Listing ▸
--------------------

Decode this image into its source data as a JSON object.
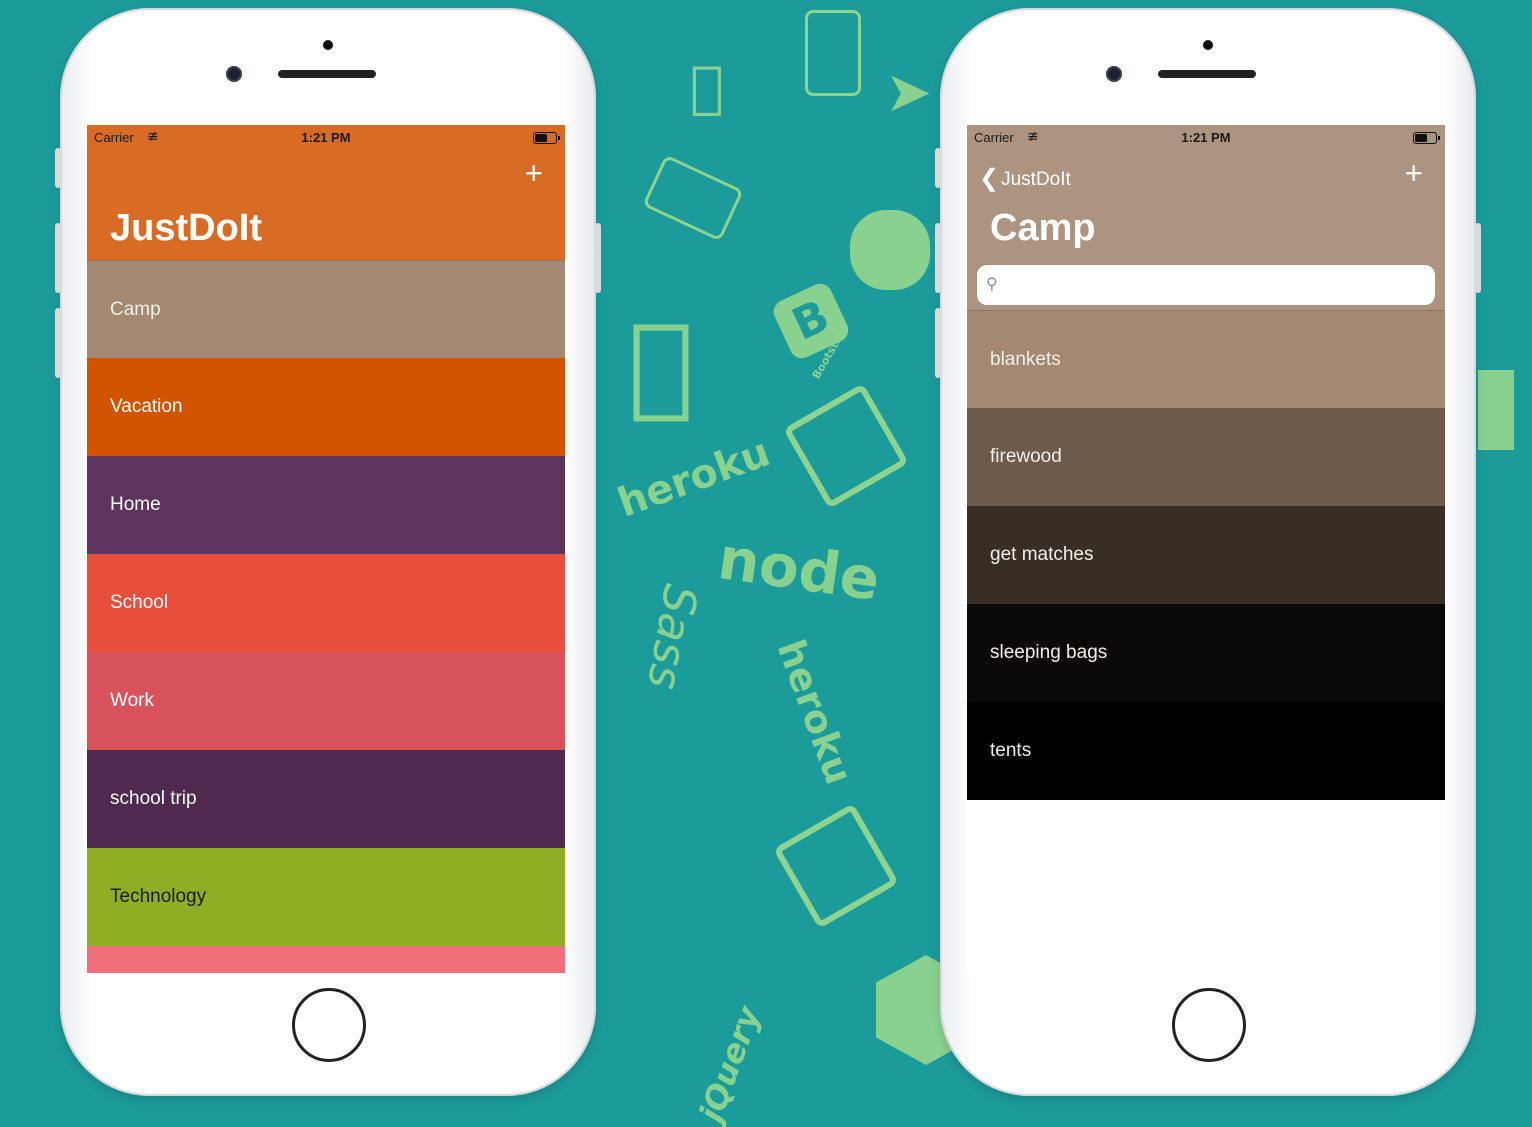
{
  "background": {
    "color": "#1c9b9b",
    "decor_color": "#8fd48e",
    "decor_words": [
      "heroku",
      "node",
      "heroku",
      "Bootstrap",
      "Sass",
      "jQuery"
    ]
  },
  "phone_left": {
    "status": {
      "carrier": "Carrier",
      "time": "1:21 PM"
    },
    "navbar": {
      "title": "JustDoIt",
      "add_label": "+",
      "color": "#d96c25"
    },
    "categories": [
      {
        "label": "Camp",
        "color": "#a48872",
        "text_color": "#f3efe9"
      },
      {
        "label": "Vacation",
        "color": "#d25400",
        "text_color": "#ffffff"
      },
      {
        "label": "Home",
        "color": "#5d345e",
        "text_color": "#ffffff"
      },
      {
        "label": "School",
        "color": "#e74f3d",
        "text_color": "#ffffff"
      },
      {
        "label": "Work",
        "color": "#d8525c",
        "text_color": "#ffffff"
      },
      {
        "label": "school trip",
        "color": "#4f2a4e",
        "text_color": "#ffffff"
      },
      {
        "label": "Technology",
        "color": "#90ae23",
        "text_color": "#1b1b1b"
      },
      {
        "label": "",
        "color": "#ef6f7b",
        "text_color": "#ffffff"
      }
    ]
  },
  "phone_right": {
    "status": {
      "carrier": "Carrier",
      "time": "1:21 PM"
    },
    "navbar": {
      "back_label": "JustDoIt",
      "title": "Camp",
      "add_label": "+",
      "color": "#ad9480"
    },
    "search": {
      "placeholder": "",
      "value": ""
    },
    "items": [
      {
        "label": "blankets",
        "color": "#a48872",
        "text_color": "#f3efe9"
      },
      {
        "label": "firewood",
        "color": "#6e5a4b",
        "text_color": "#f3efe9"
      },
      {
        "label": "get matches",
        "color": "#392e26",
        "text_color": "#f3efe9"
      },
      {
        "label": "sleeping bags",
        "color": "#0b0908",
        "text_color": "#f3efe9"
      },
      {
        "label": "tents",
        "color": "#000000",
        "text_color": "#f3efe9"
      }
    ]
  }
}
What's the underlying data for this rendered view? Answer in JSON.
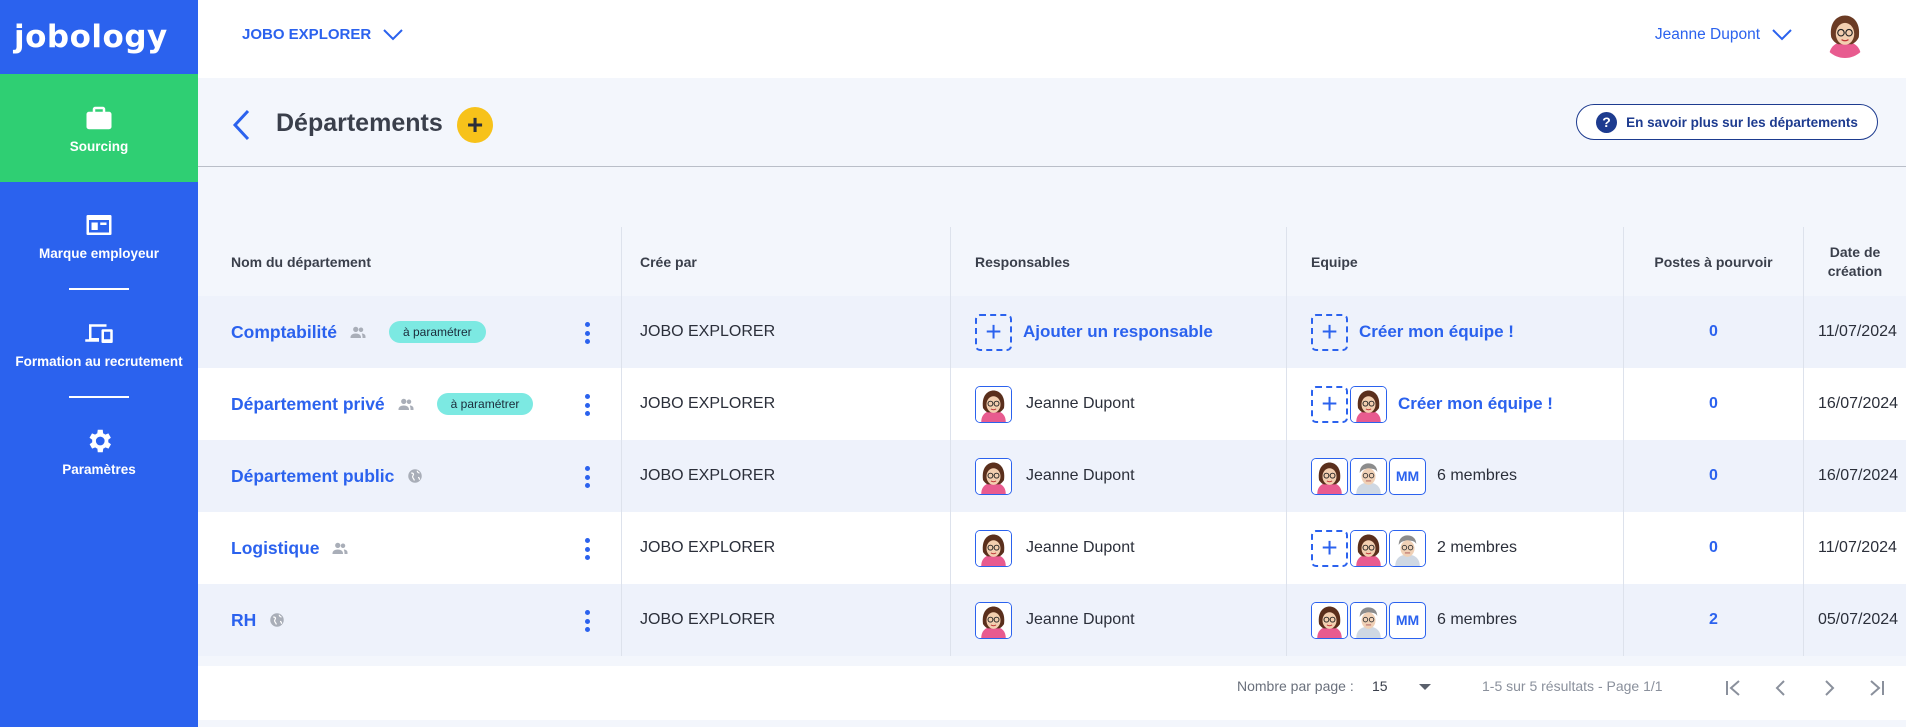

--------------------

Working from the lines above, reproduce the material exactly and exclude its pictures.

Decode this image into its source data as a JSON object.
{
  "background": {
    "color": "#1c9b9b",
    "decor_color": "#8fd48e",
    "decor_words": [
      "heroku",
      "node",
      "heroku",
      "Bootstrap",
      "Sass",
      "jQuery"
    ]
  },
  "phone_left": {
    "status": {
      "carrier": "Carrier",
      "time": "1:21 PM"
    },
    "navbar": {
      "title": "JustDoIt",
      "add_label": "+",
      "color": "#d96c25"
    },
    "categories": [
      {
        "label": "Camp",
        "color": "#a48872",
        "text_color": "#f3efe9"
      },
      {
        "label": "Vacation",
        "color": "#d25400",
        "text_color": "#ffffff"
      },
      {
        "label": "Home",
        "color": "#5d345e",
        "text_color": "#ffffff"
      },
      {
        "label": "School",
        "color": "#e74f3d",
        "text_color": "#ffffff"
      },
      {
        "label": "Work",
        "color": "#d8525c",
        "text_color": "#ffffff"
      },
      {
        "label": "school trip",
        "color": "#4f2a4e",
        "text_color": "#ffffff"
      },
      {
        "label": "Technology",
        "color": "#90ae23",
        "text_color": "#1b1b1b"
      },
      {
        "label": "",
        "color": "#ef6f7b",
        "text_color": "#ffffff"
      }
    ]
  },
  "phone_right": {
    "status": {
      "carrier": "Carrier",
      "time": "1:21 PM"
    },
    "navbar": {
      "back_label": "JustDoIt",
      "title": "Camp",
      "add_label": "+",
      "color": "#ad9480"
    },
    "search": {
      "placeholder": "",
      "value": ""
    },
    "items": [
      {
        "label": "blankets",
        "color": "#a48872",
        "text_color": "#f3efe9"
      },
      {
        "label": "firewood",
        "color": "#6e5a4b",
        "text_color": "#f3efe9"
      },
      {
        "label": "get matches",
        "color": "#392e26",
        "text_color": "#f3efe9"
      },
      {
        "label": "sleeping bags",
        "color": "#0b0908",
        "text_color": "#f3efe9"
      },
      {
        "label": "tents",
        "color": "#000000",
        "text_color": "#f3efe9"
      }
    ]
  }
}
What's the underlying data for this rendered view? Answer in JSON.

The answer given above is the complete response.